What to do = Send back the entries below exactly as they appear.

[BEGIN]

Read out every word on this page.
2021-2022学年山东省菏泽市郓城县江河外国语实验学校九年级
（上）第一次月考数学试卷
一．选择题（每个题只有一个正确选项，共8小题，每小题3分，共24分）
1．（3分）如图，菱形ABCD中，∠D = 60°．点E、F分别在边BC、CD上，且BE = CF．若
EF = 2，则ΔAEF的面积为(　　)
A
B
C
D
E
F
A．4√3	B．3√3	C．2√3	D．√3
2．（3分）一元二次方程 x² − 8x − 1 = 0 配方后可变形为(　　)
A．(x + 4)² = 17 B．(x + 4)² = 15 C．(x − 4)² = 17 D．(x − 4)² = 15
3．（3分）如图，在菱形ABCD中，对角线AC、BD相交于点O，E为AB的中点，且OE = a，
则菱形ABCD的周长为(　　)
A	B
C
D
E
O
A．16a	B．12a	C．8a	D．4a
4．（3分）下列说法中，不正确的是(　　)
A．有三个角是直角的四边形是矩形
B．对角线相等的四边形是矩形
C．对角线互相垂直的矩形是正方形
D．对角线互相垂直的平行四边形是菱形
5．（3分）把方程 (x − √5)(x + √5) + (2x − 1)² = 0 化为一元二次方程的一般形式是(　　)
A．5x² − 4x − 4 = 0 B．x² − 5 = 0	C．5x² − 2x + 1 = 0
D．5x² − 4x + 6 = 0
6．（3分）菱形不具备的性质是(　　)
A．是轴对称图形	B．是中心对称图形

[END]

Output =
Read out every word on this page.
2021-2022学年山东省菏泽市郓城县江河外国语实验学校九年级
（上）第一次月考数学试卷
一．选择题（每个题只有一个正确选项，共8小题，每小题3分，共24分）
1．（3分）如图，菱形ABCD中，∠D = 60°．点E、F分别在边BC、CD上，且BE = CF．若
EF = 2，则ΔAEF的面积为(　　)
A
B
C
D
E
F
A．4√3	B．3√3	C．2√3	D．√3
2．（3分）一元二次方程 x² − 8x − 1 = 0 配方后可变形为(　　)
A．(x + 4)² = 17 B．(x + 4)² = 15 C．(x − 4)² = 17 D．(x − 4)² = 15
3．（3分）如图，在菱形ABCD中，对角线AC、BD相交于点O，E为AB的中点，且OE = a，
则菱形ABCD的周长为(　　)
A	B
C
D
E
O
A．16a	B．12a	C．8a	D．4a
4．（3分）下列说法中，不正确的是(　　)
A．有三个角是直角的四边形是矩形
B．对角线相等的四边形是矩形
C．对角线互相垂直的矩形是正方形
D．对角线互相垂直的平行四边形是菱形
5．（3分）把方程 (x − √5)(x + √5) + (2x − 1)² = 0 化为一元二次方程的一般形式是(　　)
A．5x² − 4x − 4 = 0 B．x² − 5 = 0	C．5x² − 2x + 1 = 0
D．5x² − 4x + 6 = 0
6．（3分）菱形不具备的性质是(　　)
A．是轴对称图形	B．是中心对称图形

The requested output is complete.